Each line that holds the word "image" counts once; give the total number of such lines and nothing else.

-- Exercise data --
++++++++++
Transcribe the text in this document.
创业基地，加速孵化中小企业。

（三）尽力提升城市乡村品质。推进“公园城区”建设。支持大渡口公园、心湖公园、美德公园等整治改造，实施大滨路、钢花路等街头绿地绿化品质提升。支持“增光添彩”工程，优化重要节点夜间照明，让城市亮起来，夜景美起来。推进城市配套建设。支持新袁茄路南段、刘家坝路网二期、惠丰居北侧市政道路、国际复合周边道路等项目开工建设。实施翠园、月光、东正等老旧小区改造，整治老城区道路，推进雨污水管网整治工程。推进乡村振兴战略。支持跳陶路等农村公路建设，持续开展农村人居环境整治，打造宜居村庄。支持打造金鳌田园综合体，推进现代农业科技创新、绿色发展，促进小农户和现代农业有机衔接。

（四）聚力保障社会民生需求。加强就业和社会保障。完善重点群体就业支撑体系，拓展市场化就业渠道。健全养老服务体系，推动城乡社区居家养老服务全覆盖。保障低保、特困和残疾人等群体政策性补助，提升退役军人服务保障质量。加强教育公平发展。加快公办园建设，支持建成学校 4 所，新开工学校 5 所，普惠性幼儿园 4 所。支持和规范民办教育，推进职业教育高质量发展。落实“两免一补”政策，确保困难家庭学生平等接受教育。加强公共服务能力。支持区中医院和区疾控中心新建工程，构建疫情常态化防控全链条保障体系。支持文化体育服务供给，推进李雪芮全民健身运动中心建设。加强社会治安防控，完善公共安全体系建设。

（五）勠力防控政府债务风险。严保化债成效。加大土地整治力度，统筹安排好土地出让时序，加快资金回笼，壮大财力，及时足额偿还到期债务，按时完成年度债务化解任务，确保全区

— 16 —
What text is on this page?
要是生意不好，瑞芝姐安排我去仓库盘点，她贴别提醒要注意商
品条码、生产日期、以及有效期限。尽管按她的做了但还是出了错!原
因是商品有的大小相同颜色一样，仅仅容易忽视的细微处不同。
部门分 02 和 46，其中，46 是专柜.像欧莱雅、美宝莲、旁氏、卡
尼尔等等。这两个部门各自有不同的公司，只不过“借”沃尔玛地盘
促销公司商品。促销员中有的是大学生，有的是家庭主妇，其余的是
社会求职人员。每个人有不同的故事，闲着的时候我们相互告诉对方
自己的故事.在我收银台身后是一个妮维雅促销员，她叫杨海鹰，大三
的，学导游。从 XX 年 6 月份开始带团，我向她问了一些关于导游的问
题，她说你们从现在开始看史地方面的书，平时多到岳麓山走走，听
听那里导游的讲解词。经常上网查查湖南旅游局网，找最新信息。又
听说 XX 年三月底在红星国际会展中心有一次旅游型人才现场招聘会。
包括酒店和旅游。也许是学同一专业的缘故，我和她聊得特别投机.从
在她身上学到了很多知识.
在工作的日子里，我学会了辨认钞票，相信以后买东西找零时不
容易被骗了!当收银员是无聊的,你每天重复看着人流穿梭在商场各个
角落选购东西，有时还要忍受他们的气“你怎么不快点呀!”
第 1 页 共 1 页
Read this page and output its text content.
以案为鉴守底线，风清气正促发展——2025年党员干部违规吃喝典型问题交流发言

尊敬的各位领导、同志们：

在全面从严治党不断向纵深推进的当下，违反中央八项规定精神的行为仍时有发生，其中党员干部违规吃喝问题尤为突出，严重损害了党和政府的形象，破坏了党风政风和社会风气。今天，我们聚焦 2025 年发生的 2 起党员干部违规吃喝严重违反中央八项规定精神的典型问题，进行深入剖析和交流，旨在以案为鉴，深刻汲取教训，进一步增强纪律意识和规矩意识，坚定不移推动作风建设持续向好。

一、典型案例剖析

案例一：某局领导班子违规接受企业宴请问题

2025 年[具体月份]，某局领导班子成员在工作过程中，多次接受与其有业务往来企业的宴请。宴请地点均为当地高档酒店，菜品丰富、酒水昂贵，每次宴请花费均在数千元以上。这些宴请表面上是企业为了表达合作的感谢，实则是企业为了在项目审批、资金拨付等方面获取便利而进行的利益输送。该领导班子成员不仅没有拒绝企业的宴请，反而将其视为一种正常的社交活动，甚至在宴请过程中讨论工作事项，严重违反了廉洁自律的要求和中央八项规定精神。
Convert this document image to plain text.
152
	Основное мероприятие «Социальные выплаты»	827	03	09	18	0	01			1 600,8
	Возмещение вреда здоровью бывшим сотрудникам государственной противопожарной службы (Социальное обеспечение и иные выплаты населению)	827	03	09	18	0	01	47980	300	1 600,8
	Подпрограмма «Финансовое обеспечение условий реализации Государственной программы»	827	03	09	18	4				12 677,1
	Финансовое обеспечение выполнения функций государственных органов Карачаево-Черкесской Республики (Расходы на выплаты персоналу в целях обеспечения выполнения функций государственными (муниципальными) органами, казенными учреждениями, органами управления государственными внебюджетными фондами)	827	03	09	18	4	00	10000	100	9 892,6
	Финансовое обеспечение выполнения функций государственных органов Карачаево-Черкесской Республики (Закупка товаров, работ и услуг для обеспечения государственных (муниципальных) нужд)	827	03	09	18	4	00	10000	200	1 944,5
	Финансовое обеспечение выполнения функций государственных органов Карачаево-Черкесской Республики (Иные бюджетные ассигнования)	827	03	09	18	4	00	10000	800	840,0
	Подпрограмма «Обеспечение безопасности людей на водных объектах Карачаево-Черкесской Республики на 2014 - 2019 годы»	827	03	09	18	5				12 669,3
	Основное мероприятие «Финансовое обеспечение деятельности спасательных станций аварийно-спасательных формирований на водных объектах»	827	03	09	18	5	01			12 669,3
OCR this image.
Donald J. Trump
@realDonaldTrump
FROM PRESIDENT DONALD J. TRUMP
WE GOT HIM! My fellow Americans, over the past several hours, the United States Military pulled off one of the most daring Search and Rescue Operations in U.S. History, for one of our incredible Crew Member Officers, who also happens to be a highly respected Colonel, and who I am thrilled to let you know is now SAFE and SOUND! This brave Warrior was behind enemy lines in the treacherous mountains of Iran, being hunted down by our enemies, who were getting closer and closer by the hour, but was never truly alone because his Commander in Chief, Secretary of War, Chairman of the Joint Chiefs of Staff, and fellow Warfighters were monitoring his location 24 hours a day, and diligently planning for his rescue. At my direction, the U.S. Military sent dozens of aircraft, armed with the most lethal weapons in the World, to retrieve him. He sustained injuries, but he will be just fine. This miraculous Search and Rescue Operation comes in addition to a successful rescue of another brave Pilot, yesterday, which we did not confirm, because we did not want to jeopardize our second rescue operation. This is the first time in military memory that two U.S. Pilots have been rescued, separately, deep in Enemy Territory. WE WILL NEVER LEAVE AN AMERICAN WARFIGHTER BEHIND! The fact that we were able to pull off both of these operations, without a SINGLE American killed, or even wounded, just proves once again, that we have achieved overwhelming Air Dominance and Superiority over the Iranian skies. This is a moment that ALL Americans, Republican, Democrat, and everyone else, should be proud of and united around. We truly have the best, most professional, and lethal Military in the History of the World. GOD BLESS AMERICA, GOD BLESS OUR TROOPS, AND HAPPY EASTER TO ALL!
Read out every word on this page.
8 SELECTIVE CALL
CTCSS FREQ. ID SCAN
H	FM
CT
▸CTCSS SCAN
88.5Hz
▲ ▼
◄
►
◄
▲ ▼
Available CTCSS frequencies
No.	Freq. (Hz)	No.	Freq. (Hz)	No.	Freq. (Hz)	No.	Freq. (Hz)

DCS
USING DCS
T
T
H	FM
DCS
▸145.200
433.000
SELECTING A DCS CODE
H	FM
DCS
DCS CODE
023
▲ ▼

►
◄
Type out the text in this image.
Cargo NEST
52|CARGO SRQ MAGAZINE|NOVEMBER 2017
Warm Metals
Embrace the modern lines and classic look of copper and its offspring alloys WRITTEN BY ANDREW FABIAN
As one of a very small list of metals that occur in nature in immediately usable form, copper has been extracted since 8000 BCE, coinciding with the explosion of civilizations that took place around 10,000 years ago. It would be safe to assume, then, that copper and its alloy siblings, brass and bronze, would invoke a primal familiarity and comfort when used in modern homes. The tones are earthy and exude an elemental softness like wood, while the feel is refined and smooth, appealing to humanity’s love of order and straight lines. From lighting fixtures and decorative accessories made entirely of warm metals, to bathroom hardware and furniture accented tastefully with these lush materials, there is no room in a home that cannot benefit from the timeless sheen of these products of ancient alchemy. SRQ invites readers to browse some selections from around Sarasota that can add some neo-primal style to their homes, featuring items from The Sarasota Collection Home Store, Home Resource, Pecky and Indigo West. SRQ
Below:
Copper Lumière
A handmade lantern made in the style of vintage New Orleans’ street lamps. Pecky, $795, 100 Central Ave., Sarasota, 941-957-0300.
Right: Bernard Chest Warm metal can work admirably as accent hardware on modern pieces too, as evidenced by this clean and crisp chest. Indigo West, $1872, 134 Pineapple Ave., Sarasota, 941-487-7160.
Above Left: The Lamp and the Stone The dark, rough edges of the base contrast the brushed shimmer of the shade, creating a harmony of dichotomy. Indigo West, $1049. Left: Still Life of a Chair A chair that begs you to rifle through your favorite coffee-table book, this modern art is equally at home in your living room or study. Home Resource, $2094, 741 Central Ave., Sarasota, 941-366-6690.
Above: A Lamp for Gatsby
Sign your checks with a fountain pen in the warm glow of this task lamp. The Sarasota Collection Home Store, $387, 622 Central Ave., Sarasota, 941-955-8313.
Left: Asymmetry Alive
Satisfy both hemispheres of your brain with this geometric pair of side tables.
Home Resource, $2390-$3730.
++++++++++
-- The response --
3